*** Stored data ***

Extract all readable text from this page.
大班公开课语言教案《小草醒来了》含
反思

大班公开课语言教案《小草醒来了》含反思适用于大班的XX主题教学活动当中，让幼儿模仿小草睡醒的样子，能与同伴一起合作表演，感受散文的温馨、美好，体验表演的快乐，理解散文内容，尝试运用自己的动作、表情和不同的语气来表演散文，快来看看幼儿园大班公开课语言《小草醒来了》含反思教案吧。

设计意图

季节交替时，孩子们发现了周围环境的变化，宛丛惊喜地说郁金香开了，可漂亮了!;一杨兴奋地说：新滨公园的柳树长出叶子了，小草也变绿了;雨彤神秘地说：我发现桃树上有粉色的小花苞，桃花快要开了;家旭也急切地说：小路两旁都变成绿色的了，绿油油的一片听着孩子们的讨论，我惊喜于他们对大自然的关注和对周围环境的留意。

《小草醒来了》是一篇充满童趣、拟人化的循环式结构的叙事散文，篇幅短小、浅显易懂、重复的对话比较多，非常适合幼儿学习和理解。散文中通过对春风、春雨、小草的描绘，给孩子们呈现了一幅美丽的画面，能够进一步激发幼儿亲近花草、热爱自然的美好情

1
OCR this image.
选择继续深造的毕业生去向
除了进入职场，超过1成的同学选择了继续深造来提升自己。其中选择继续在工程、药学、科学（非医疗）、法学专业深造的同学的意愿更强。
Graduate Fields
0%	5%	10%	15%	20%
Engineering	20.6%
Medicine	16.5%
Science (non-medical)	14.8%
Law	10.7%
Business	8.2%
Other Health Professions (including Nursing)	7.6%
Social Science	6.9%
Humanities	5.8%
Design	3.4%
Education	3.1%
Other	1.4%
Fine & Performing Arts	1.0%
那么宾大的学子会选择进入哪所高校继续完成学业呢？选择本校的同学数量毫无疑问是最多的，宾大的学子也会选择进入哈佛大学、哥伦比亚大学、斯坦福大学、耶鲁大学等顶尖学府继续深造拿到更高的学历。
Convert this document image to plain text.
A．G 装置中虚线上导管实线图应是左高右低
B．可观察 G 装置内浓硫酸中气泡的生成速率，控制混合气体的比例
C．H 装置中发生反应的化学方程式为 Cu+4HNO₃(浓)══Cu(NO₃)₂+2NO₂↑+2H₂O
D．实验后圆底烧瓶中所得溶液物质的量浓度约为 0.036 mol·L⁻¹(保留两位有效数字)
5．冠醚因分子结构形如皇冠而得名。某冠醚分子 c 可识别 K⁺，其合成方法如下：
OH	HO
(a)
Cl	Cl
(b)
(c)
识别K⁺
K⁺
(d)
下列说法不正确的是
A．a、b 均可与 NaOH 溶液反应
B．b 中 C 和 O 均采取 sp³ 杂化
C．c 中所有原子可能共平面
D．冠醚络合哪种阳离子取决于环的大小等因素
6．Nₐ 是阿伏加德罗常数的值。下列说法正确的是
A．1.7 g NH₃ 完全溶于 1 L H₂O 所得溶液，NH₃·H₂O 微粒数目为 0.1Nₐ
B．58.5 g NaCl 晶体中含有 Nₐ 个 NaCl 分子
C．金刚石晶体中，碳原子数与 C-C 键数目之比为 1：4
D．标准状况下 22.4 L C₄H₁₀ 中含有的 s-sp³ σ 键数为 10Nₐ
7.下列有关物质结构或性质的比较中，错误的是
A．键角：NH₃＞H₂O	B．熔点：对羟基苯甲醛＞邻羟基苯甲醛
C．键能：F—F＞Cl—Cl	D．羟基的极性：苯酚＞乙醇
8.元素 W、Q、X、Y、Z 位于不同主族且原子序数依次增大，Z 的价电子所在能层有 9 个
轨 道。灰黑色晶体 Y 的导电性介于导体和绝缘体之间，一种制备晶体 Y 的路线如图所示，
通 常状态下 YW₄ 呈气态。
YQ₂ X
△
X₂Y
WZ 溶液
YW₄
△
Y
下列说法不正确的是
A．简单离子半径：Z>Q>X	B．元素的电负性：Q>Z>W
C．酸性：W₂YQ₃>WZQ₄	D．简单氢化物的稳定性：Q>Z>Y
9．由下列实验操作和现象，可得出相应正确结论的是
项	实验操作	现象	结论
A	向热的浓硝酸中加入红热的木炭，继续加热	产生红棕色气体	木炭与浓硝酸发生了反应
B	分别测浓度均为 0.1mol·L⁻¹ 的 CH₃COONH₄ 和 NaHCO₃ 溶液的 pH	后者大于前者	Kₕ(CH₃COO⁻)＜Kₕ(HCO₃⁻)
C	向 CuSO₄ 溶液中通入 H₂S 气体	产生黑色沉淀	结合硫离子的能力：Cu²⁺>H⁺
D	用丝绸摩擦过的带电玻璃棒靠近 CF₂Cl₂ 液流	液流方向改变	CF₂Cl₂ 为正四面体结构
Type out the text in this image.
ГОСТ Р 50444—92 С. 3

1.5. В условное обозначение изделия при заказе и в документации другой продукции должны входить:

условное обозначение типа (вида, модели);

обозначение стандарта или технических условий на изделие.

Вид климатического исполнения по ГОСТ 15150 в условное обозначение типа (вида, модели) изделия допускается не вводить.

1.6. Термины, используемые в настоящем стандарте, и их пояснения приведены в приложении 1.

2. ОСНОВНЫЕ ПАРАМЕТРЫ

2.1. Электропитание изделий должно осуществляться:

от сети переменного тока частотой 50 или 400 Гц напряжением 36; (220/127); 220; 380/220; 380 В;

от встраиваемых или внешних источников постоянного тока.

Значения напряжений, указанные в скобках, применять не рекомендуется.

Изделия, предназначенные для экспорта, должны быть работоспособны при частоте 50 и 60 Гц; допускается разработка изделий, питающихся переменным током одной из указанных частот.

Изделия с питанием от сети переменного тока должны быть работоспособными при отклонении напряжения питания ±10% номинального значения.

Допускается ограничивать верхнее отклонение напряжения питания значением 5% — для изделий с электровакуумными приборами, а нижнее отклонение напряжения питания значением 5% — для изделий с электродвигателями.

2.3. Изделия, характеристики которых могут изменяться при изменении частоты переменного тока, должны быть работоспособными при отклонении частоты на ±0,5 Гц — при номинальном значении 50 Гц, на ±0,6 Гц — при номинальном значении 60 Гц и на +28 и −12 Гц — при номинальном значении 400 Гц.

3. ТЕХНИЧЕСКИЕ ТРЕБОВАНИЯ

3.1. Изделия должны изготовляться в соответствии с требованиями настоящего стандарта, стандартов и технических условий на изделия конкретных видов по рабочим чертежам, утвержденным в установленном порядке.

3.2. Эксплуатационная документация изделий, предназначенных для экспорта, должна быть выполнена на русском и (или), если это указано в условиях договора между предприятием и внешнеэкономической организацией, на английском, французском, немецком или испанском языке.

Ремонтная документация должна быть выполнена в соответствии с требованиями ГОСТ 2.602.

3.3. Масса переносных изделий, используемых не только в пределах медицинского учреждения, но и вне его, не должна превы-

***

Challenge: Return all the lines that contain the string "text".

Solution:
Extract all readable text from this page.
Convert this document image to plain text.
Type out the text in this image.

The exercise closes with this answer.